SET TASK
Below are some records: retype them all exactly, but not the pictures.
== == ==
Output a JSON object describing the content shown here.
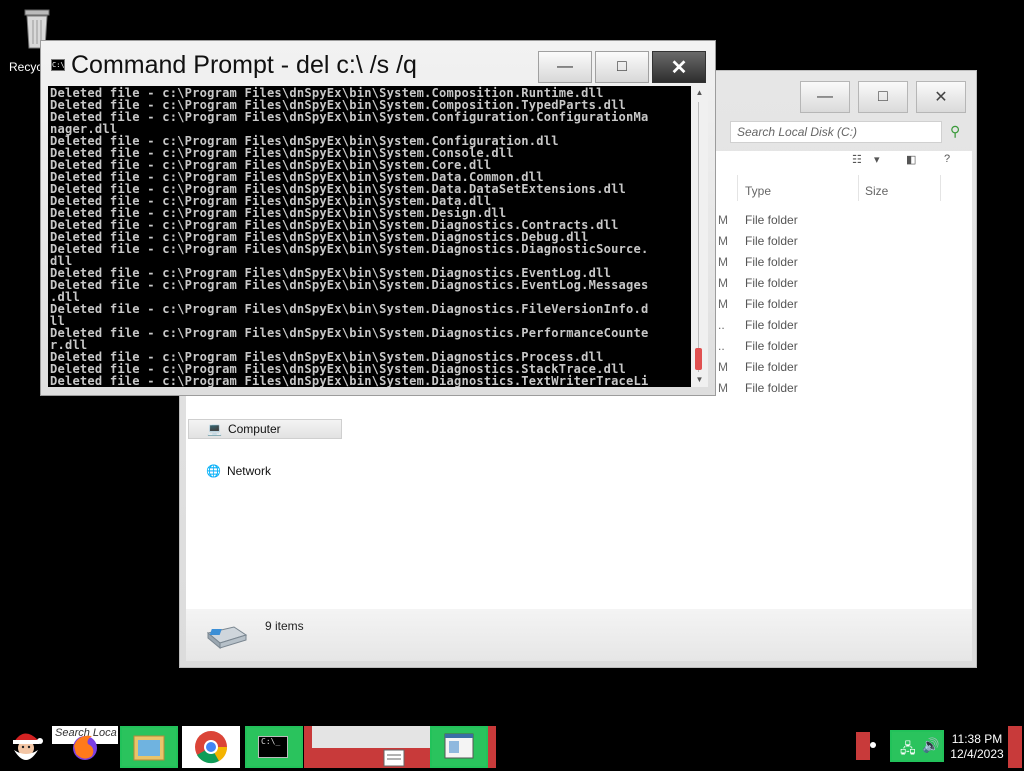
{
  "desktop": {
    "recycle_label": "Recyc"
  },
  "cmd": {
    "title": "Command Prompt - del  c:\\ /s /q",
    "lines": [
      "Deleted file - c:\\Program Files\\dnSpyEx\\bin\\System.Composition.Runtime.dll",
      "Deleted file - c:\\Program Files\\dnSpyEx\\bin\\System.Composition.TypedParts.dll",
      "Deleted file - c:\\Program Files\\dnSpyEx\\bin\\System.Configuration.ConfigurationMa",
      "nager.dll",
      "Deleted file - c:\\Program Files\\dnSpyEx\\bin\\System.Configuration.dll",
      "Deleted file - c:\\Program Files\\dnSpyEx\\bin\\System.Console.dll",
      "Deleted file - c:\\Program Files\\dnSpyEx\\bin\\System.Core.dll",
      "Deleted file - c:\\Program Files\\dnSpyEx\\bin\\System.Data.Common.dll",
      "Deleted file - c:\\Program Files\\dnSpyEx\\bin\\System.Data.DataSetExtensions.dll",
      "Deleted file - c:\\Program Files\\dnSpyEx\\bin\\System.Data.dll",
      "Deleted file - c:\\Program Files\\dnSpyEx\\bin\\System.Design.dll",
      "Deleted file - c:\\Program Files\\dnSpyEx\\bin\\System.Diagnostics.Contracts.dll",
      "Deleted file - c:\\Program Files\\dnSpyEx\\bin\\System.Diagnostics.Debug.dll",
      "Deleted file - c:\\Program Files\\dnSpyEx\\bin\\System.Diagnostics.DiagnosticSource.",
      "dll",
      "Deleted file - c:\\Program Files\\dnSpyEx\\bin\\System.Diagnostics.EventLog.dll",
      "Deleted file - c:\\Program Files\\dnSpyEx\\bin\\System.Diagnostics.EventLog.Messages",
      ".dll",
      "Deleted file - c:\\Program Files\\dnSpyEx\\bin\\System.Diagnostics.FileVersionInfo.d",
      "ll",
      "Deleted file - c:\\Program Files\\dnSpyEx\\bin\\System.Diagnostics.PerformanceCounte",
      "r.dll",
      "Deleted file - c:\\Program Files\\dnSpyEx\\bin\\System.Diagnostics.Process.dll",
      "Deleted file - c:\\Program Files\\dnSpyEx\\bin\\System.Diagnostics.StackTrace.dll",
      "Deleted file - c:\\Program Files\\dnSpyEx\\bin\\System.Diagnostics.TextWriterTraceLi"
    ]
  },
  "explorer": {
    "search_placeholder": "Search Local Disk (C:)",
    "columns": {
      "type": "Type",
      "size": "Size"
    },
    "rows": [
      {
        "date_tail": "M",
        "type": "File folder"
      },
      {
        "date_tail": "M",
        "type": "File folder"
      },
      {
        "date_tail": "M",
        "type": "File folder"
      },
      {
        "date_tail": "M",
        "type": "File folder"
      },
      {
        "date_tail": "M",
        "type": "File folder"
      },
      {
        "date_tail": "..",
        "type": "File folder"
      },
      {
        "date_tail": "..",
        "type": "File folder"
      },
      {
        "date_tail": "M",
        "type": "File folder"
      },
      {
        "date_tail": "M",
        "type": "File folder"
      }
    ],
    "nav": {
      "computer": "Computer",
      "network": "Network"
    },
    "status": "9 items"
  },
  "taskbar": {
    "search_text": "Search Loca",
    "time": "11:38 PM",
    "date": "12/4/2023"
  }
}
== == ==
RESPONSE TO THIS EXERCISE
Output a JSON object describing the content shown here.
{
  "desktop": {
    "recycle_label": "Recyc"
  },
  "cmd": {
    "title": "Command Prompt - del  c:\\ /s /q",
    "lines": [
      "Deleted file - c:\\Program Files\\dnSpyEx\\bin\\System.Composition.Runtime.dll",
      "Deleted file - c:\\Program Files\\dnSpyEx\\bin\\System.Composition.TypedParts.dll",
      "Deleted file - c:\\Program Files\\dnSpyEx\\bin\\System.Configuration.ConfigurationMa",
      "nager.dll",
      "Deleted file - c:\\Program Files\\dnSpyEx\\bin\\System.Configuration.dll",
      "Deleted file - c:\\Program Files\\dnSpyEx\\bin\\System.Console.dll",
      "Deleted file - c:\\Program Files\\dnSpyEx\\bin\\System.Core.dll",
      "Deleted file - c:\\Program Files\\dnSpyEx\\bin\\System.Data.Common.dll",
      "Deleted file - c:\\Program Files\\dnSpyEx\\bin\\System.Data.DataSetExtensions.dll",
      "Deleted file - c:\\Program Files\\dnSpyEx\\bin\\System.Data.dll",
      "Deleted file - c:\\Program Files\\dnSpyEx\\bin\\System.Design.dll",
      "Deleted file - c:\\Program Files\\dnSpyEx\\bin\\System.Diagnostics.Contracts.dll",
      "Deleted file - c:\\Program Files\\dnSpyEx\\bin\\System.Diagnostics.Debug.dll",
      "Deleted file - c:\\Program Files\\dnSpyEx\\bin\\System.Diagnostics.DiagnosticSource.",
      "dll",
      "Deleted file - c:\\Program Files\\dnSpyEx\\bin\\System.Diagnostics.EventLog.dll",
      "Deleted file - c:\\Program Files\\dnSpyEx\\bin\\System.Diagnostics.EventLog.Messages",
      ".dll",
      "Deleted file - c:\\Program Files\\dnSpyEx\\bin\\System.Diagnostics.FileVersionInfo.d",
      "ll",
      "Deleted file - c:\\Program Files\\dnSpyEx\\bin\\System.Diagnostics.PerformanceCounte",
      "r.dll",
      "Deleted file - c:\\Program Files\\dnSpyEx\\bin\\System.Diagnostics.Process.dll",
      "Deleted file - c:\\Program Files\\dnSpyEx\\bin\\System.Diagnostics.StackTrace.dll",
      "Deleted file - c:\\Program Files\\dnSpyEx\\bin\\System.Diagnostics.TextWriterTraceLi"
    ]
  },
  "explorer": {
    "search_placeholder": "Search Local Disk (C:)",
    "columns": {
      "type": "Type",
      "size": "Size"
    },
    "rows": [
      {
        "date_tail": "M",
        "type": "File folder"
      },
      {
        "date_tail": "M",
        "type": "File folder"
      },
      {
        "date_tail": "M",
        "type": "File folder"
      },
      {
        "date_tail": "M",
        "type": "File folder"
      },
      {
        "date_tail": "M",
        "type": "File folder"
      },
      {
        "date_tail": "..",
        "type": "File folder"
      },
      {
        "date_tail": "..",
        "type": "File folder"
      },
      {
        "date_tail": "M",
        "type": "File folder"
      },
      {
        "date_tail": "M",
        "type": "File folder"
      }
    ],
    "nav": {
      "computer": "Computer",
      "network": "Network"
    },
    "status": "9 items"
  },
  "taskbar": {
    "search_text": "Search Loca",
    "time": "11:38 PM",
    "date": "12/4/2023"
  }
}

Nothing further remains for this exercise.